STATED EXERCISE: Find each line containing the string "author" and return it.

RECORDS SUPPLIED:
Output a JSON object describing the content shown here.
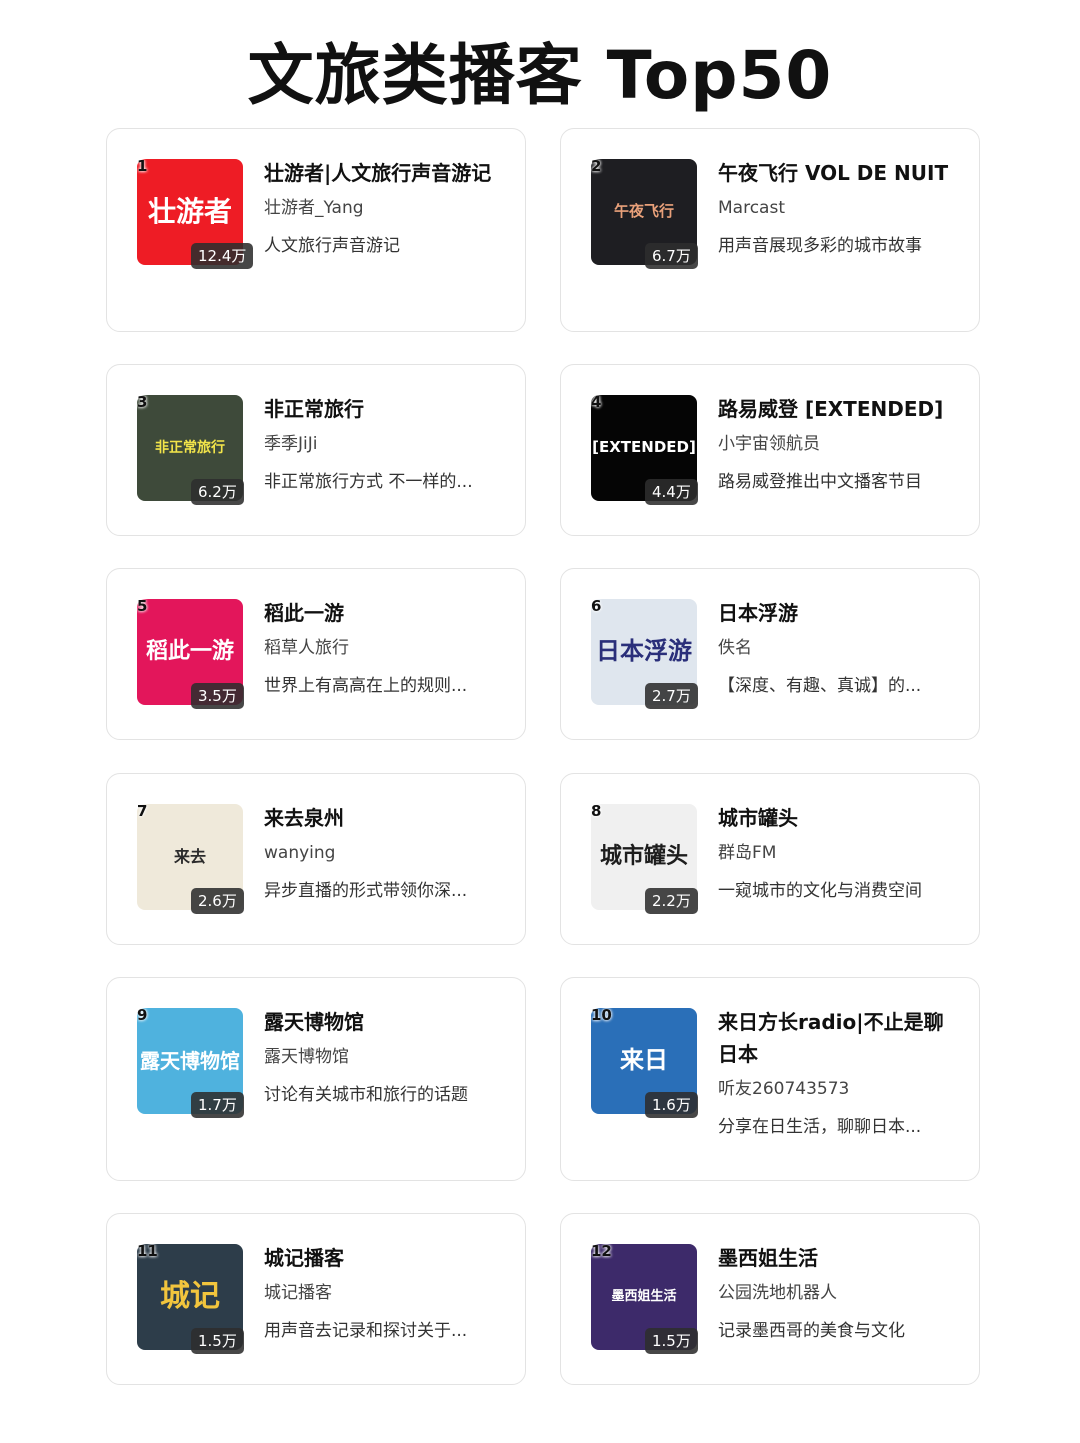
{
  "page": {
    "title": "文旅类播客 Top50"
  },
  "podcasts": [
    {
      "rank": "1",
      "plays": "12.4万",
      "title": "壮游者|人文旅行声音游记",
      "author": "壮游者_Yang",
      "desc": "人文旅行声音游记",
      "cover_text": "壮游者",
      "cover_bg": "#ee1c25",
      "cover_fg": "#ffffff"
    },
    {
      "rank": "2",
      "plays": "6.7万",
      "title": "午夜飞行 VOL DE NUIT",
      "author": "Marcast",
      "desc": "用声音展现多彩的城市故事",
      "cover_text": "午夜飞行",
      "cover_bg": "#1e1e22",
      "cover_fg": "#e8a07a"
    },
    {
      "rank": "3",
      "plays": "6.2万",
      "title": "非正常旅行",
      "author": "季季JiJi",
      "desc": "非正常旅行方式 不一样的...",
      "cover_text": "非正常旅行",
      "cover_bg": "#3e4a3a",
      "cover_fg": "#f2e44a"
    },
    {
      "rank": "4",
      "plays": "4.4万",
      "title": "路易威登 [EXTENDED]",
      "author": "小宇宙领航员",
      "desc": "路易威登推出中文播客节目",
      "cover_text": "[EXTENDED]",
      "cover_bg": "#050505",
      "cover_fg": "#ffffff"
    },
    {
      "rank": "5",
      "plays": "3.5万",
      "title": "稻此一游",
      "author": "稻草人旅行",
      "desc": "世界上有高高在上的规则...",
      "cover_text": "稻此一游",
      "cover_bg": "#e3165b",
      "cover_fg": "#ffffff"
    },
    {
      "rank": "6",
      "plays": "2.7万",
      "title": "日本浮游",
      "author": "佚名",
      "desc": "【深度、有趣、真诚】的...",
      "cover_text": "日本浮游",
      "cover_bg": "#dfe6ee",
      "cover_fg": "#2a2f7a"
    },
    {
      "rank": "7",
      "plays": "2.6万",
      "title": "来去泉州",
      "author": "wanying",
      "desc": "异步直播的形式带领你深...",
      "cover_text": "来去",
      "cover_bg": "#efe9da",
      "cover_fg": "#2b2b2b"
    },
    {
      "rank": "8",
      "plays": "2.2万",
      "title": "城市罐头",
      "author": "群岛FM",
      "desc": "一窥城市的文化与消费空间",
      "cover_text": "城市罐头",
      "cover_bg": "#f0f0f0",
      "cover_fg": "#1d1d1d"
    },
    {
      "rank": "9",
      "plays": "1.7万",
      "title": "露天博物馆",
      "author": "露天博物馆",
      "desc": "讨论有关城市和旅行的话题",
      "cover_text": "露天博物馆",
      "cover_bg": "#4fb2de",
      "cover_fg": "#ffffff"
    },
    {
      "rank": "10",
      "plays": "1.6万",
      "title": "来日方长radio|不止是聊日本",
      "author": "听友260743573",
      "desc": "分享在日生活，聊聊日本...",
      "cover_text": "来日",
      "cover_bg": "#2a6fb8",
      "cover_fg": "#ffffff"
    },
    {
      "rank": "11",
      "plays": "1.5万",
      "title": "城记播客",
      "author": "城记播客",
      "desc": "用声音去记录和探讨关于...",
      "cover_text": "城记",
      "cover_bg": "#2d3d4a",
      "cover_fg": "#f2c53d"
    },
    {
      "rank": "12",
      "plays": "1.5万",
      "title": "墨西姐生活",
      "author": "公园洗地机器人",
      "desc": "记录墨西哥的美食与文化",
      "cover_text": "墨西姐生活",
      "cover_bg": "#3d2a6a",
      "cover_fg": "#ffffff"
    }
  ]
}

REPLY:
      "author": "壮游者_Yang",
      "author": "Marcast",
      "author": "季季JiJi",
      "author": "小宇宙领航员",
      "author": "稻草人旅行",
      "author": "佚名",
      "author": "wanying",
      "author": "群岛FM",
      "author": "露天博物馆",
      "author": "听友260743573",
      "author": "城记播客",
      "author": "公园洗地机器人",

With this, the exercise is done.